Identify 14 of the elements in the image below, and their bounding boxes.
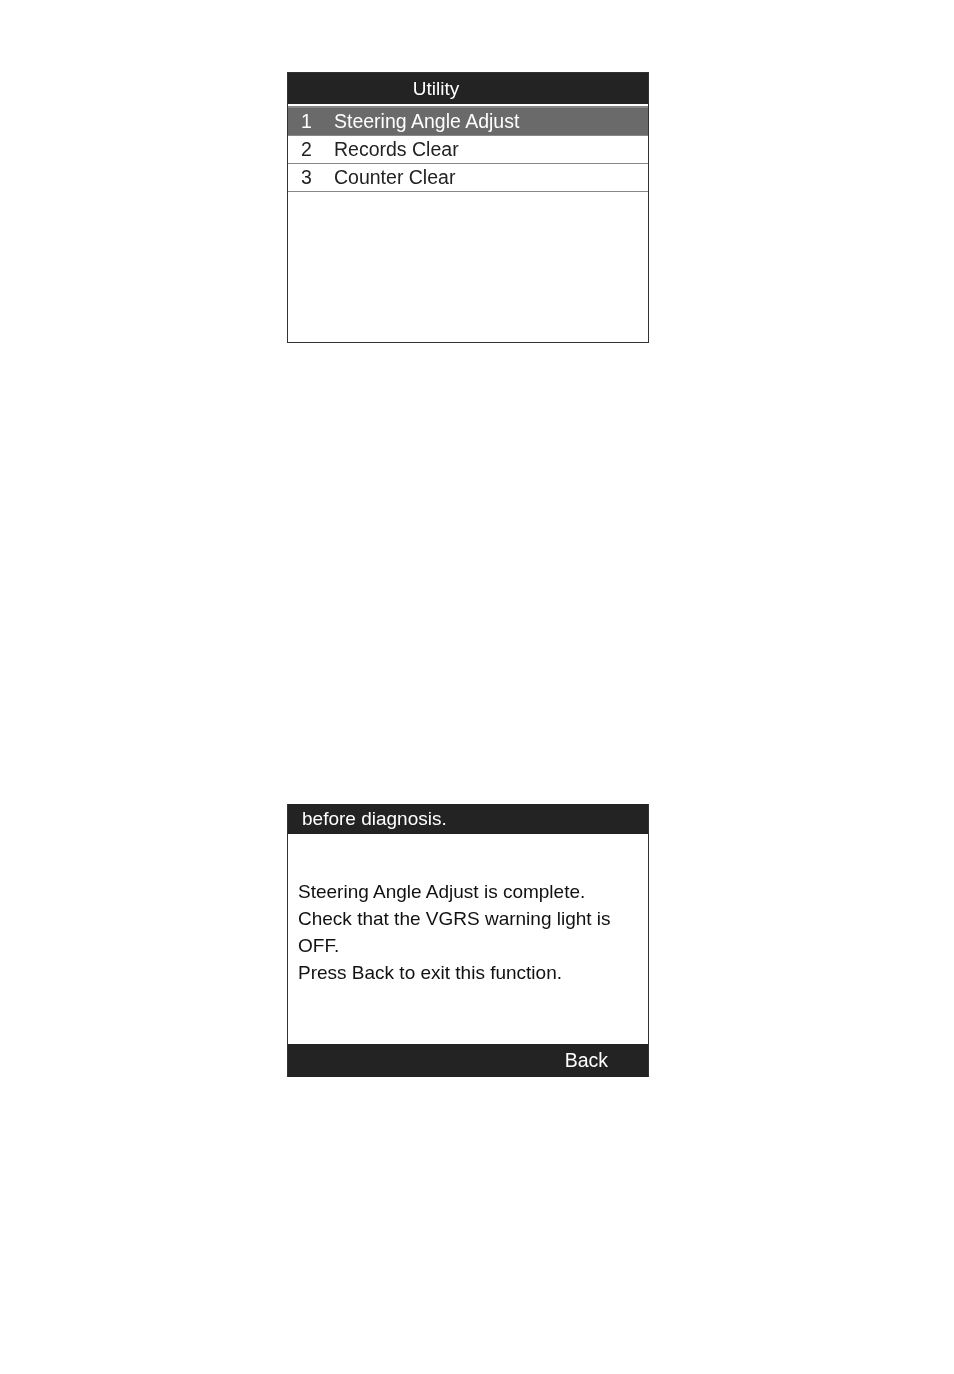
message-text: Check that the VGRS warning light is OFF. — [298, 907, 612, 958]
message-text: Steering Angle Adjust is complete. — [298, 880, 587, 904]
item-number: 2 — [300, 138, 313, 161]
item-number: 3 — [300, 166, 313, 189]
item-label: Counter Clear — [334, 166, 456, 189]
item-number: 1 — [300, 110, 313, 133]
item-label: Steering Angle Adjust — [334, 110, 520, 133]
screen-title: Utility — [288, 73, 648, 106]
screen-header: before diagnosis. — [288, 804, 648, 834]
message-text: Press Back to exit this function. — [298, 961, 563, 985]
menu-item[interactable]: 3 Counter Clear — [288, 164, 648, 192]
menu-item[interactable]: 1 Steering Angle Adjust — [288, 108, 648, 136]
item-label: Records Clear — [334, 138, 459, 161]
menu-item[interactable]: 2 Records Clear — [288, 136, 648, 164]
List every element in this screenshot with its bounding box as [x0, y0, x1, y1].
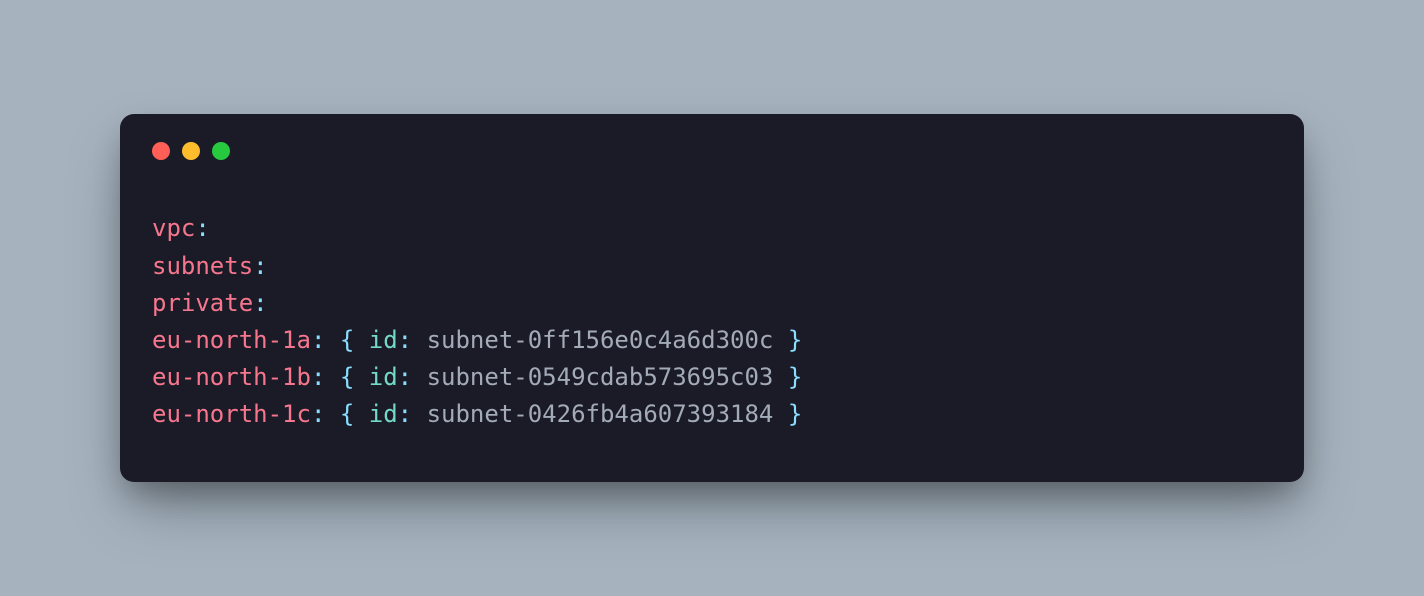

···

### Objective
Copy out all of the material above, swapping every "bounding" for "enclosing" and changing nothing else. Leave out the pictures.

### Written solution
Identify 14 of the elements in the image below, and their enclosing boxes.
message-text: Check that the VGRS warning light is OFF. — [298, 907, 612, 958]
message-text: Steering Angle Adjust is complete. — [298, 880, 587, 904]
item-number: 2 — [300, 138, 313, 161]
item-number: 3 — [300, 166, 313, 189]
item-label: Counter Clear — [334, 166, 456, 189]
item-number: 1 — [300, 110, 313, 133]
item-label: Steering Angle Adjust — [334, 110, 520, 133]
screen-title: Utility — [288, 73, 648, 106]
screen-header: before diagnosis. — [288, 804, 648, 834]
message-text: Press Back to exit this function. — [298, 961, 563, 985]
menu-item[interactable]: 3 Counter Clear — [288, 164, 648, 192]
menu-item[interactable]: 1 Steering Angle Adjust — [288, 108, 648, 136]
item-label: Records Clear — [334, 138, 459, 161]
menu-item[interactable]: 2 Records Clear — [288, 136, 648, 164]
List every element in this screenshot with its enclosing box as [x0, y0, x1, y1].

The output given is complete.